_Work to complete_
Determine the number of lines holding the word "page"; answer with that number only.

_Excerpted data_
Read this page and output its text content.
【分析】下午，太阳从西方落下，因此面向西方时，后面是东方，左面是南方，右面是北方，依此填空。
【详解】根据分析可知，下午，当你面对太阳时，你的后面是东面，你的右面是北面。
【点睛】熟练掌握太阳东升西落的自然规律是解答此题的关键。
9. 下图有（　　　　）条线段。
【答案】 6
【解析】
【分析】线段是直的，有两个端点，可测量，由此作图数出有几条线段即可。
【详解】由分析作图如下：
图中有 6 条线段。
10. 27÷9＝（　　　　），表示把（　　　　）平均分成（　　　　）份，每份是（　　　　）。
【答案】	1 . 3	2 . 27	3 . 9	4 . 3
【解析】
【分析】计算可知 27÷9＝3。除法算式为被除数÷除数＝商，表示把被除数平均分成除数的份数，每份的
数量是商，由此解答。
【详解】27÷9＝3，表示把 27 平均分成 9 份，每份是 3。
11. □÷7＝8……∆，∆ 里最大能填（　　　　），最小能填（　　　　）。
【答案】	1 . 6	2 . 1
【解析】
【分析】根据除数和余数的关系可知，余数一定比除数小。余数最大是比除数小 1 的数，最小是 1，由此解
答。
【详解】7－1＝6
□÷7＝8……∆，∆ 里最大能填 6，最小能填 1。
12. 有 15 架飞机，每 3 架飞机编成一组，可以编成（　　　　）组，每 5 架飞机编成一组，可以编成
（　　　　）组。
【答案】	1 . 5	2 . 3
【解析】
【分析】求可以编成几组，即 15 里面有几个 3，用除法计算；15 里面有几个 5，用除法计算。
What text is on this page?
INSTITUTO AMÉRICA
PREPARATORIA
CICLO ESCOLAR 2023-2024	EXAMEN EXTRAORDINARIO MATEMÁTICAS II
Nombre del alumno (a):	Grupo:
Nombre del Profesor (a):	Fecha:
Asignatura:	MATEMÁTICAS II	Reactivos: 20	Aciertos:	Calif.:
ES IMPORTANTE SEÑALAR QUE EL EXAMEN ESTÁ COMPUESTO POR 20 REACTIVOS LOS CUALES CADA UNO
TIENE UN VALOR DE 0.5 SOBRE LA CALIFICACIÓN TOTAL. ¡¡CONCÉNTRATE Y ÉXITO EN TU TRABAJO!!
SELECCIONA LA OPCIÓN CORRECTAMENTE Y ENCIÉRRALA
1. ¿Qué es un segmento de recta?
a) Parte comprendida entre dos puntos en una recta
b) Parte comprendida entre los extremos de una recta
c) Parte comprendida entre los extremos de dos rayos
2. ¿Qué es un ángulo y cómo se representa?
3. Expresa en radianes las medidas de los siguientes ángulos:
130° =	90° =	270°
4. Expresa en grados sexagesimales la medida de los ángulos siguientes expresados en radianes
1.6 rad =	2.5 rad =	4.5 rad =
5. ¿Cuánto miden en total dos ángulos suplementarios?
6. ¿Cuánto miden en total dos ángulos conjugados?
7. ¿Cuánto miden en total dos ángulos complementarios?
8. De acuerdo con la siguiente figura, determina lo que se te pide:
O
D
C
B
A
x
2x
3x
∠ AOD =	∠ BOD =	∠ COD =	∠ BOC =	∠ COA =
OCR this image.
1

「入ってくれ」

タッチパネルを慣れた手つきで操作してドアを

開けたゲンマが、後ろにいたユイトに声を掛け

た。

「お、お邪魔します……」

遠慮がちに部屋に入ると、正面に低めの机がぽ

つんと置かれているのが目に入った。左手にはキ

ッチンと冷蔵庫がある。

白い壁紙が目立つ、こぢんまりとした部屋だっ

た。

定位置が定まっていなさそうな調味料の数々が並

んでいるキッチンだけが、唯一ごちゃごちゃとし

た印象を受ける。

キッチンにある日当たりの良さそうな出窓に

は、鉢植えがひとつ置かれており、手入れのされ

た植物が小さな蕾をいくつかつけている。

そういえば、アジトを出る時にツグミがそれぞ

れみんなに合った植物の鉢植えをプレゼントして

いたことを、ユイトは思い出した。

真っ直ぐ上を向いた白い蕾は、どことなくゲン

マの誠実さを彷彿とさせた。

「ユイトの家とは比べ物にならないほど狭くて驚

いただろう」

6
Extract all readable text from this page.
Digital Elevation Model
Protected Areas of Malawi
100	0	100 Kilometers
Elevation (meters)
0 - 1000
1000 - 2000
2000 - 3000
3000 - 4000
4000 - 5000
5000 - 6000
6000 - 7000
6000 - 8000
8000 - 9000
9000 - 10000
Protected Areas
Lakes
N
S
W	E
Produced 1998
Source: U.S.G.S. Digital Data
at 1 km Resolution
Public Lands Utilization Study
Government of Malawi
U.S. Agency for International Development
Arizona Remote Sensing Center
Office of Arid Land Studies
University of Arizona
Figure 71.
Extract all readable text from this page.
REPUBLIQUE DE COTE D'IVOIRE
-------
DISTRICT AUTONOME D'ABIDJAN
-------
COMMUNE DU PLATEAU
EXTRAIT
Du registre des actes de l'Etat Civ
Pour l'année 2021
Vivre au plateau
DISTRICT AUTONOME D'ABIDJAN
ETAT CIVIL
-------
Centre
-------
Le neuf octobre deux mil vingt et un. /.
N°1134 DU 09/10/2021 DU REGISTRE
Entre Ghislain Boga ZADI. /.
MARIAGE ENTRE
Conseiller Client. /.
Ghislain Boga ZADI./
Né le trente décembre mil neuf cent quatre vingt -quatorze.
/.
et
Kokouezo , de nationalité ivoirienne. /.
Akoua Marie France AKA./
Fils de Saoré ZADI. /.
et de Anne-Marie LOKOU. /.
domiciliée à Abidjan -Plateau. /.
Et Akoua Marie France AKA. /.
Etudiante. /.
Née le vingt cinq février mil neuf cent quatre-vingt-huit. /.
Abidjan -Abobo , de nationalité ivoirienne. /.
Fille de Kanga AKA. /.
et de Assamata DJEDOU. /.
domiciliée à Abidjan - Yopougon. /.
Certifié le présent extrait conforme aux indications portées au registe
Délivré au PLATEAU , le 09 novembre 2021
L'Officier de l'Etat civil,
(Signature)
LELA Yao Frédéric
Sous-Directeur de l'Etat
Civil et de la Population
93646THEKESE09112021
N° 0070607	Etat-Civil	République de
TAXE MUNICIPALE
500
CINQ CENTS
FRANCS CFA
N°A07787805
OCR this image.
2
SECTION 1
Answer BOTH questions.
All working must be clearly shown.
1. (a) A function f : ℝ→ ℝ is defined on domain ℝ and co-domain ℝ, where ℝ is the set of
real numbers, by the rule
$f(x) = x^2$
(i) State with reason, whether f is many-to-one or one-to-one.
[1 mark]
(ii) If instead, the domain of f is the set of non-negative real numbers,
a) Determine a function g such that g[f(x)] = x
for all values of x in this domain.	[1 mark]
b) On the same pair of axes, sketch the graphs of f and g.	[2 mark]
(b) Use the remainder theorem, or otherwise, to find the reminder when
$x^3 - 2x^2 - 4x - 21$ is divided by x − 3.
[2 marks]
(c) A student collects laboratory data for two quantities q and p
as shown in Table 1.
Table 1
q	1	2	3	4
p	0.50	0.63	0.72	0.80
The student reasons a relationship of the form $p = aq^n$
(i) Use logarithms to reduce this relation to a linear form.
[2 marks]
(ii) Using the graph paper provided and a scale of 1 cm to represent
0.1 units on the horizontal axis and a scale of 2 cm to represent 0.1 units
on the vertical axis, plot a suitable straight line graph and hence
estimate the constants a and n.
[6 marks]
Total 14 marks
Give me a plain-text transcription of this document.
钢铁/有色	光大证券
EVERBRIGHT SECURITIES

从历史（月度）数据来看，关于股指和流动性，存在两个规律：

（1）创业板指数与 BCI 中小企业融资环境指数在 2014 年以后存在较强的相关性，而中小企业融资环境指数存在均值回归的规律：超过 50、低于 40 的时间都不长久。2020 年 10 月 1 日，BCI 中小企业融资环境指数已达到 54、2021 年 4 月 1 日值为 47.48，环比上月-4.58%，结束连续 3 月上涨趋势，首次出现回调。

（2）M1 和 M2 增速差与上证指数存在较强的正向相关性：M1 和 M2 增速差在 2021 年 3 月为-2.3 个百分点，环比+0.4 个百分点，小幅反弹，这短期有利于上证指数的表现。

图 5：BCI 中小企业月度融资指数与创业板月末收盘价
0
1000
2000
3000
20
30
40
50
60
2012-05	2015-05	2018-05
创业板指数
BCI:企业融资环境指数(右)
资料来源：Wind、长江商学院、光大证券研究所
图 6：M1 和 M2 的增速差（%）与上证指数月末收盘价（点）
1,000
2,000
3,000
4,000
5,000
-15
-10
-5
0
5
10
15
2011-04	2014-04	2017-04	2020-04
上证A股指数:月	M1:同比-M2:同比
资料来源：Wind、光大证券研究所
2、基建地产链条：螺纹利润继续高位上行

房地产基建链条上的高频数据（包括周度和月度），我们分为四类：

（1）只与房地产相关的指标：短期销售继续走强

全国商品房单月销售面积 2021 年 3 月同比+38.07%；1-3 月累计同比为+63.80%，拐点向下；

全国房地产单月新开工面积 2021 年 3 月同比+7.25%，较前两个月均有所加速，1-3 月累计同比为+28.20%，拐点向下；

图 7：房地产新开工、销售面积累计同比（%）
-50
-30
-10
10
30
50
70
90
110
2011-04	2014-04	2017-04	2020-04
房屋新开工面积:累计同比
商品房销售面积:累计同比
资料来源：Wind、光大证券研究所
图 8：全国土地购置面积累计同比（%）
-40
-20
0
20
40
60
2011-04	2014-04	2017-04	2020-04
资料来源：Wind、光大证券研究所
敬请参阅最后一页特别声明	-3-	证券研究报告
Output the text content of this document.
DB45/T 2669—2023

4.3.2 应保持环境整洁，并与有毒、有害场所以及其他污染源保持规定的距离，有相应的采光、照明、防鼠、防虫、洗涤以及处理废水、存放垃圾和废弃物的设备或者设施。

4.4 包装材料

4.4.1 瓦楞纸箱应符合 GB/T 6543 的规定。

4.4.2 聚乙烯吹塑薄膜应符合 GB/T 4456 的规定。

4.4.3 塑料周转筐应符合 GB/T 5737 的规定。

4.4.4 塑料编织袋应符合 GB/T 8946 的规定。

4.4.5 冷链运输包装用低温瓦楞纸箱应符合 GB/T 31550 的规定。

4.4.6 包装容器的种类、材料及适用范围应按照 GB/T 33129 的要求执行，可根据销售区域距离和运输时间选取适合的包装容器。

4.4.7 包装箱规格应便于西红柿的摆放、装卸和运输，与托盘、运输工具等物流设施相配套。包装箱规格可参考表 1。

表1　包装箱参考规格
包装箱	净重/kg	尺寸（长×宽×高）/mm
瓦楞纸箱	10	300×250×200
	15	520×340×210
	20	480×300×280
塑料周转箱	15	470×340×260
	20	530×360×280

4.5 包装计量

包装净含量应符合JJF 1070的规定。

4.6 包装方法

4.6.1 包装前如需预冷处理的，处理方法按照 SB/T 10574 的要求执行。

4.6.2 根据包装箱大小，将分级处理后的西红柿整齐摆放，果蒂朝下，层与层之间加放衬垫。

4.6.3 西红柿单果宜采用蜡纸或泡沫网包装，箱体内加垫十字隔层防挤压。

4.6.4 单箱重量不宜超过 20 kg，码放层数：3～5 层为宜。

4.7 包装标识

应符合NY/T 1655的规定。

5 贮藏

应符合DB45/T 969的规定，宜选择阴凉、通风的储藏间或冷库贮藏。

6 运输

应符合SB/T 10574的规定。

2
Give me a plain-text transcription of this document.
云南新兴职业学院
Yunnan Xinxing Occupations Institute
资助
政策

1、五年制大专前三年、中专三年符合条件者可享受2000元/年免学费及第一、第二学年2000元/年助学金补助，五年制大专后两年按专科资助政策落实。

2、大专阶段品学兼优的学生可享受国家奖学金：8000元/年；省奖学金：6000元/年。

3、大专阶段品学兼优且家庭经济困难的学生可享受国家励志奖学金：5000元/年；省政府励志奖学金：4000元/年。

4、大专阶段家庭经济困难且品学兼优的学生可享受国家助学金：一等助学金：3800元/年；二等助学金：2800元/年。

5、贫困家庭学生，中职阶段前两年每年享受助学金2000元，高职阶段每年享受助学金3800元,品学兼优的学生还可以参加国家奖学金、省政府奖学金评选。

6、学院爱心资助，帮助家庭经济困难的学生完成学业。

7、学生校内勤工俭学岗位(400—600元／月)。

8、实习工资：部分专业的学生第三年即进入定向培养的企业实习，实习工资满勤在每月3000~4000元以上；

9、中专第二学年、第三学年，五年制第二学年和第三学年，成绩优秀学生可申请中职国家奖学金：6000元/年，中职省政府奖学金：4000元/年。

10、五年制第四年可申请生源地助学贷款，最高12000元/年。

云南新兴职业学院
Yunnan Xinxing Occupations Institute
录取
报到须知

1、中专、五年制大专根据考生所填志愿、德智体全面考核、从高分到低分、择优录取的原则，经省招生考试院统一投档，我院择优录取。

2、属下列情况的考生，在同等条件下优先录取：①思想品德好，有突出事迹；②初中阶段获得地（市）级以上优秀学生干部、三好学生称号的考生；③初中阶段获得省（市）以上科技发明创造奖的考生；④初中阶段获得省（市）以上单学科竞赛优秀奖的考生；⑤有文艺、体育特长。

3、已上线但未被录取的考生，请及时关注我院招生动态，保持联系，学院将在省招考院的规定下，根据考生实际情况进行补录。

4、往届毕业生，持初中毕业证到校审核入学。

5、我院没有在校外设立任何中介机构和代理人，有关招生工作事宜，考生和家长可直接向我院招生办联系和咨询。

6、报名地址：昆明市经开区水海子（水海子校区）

_Correct result_
4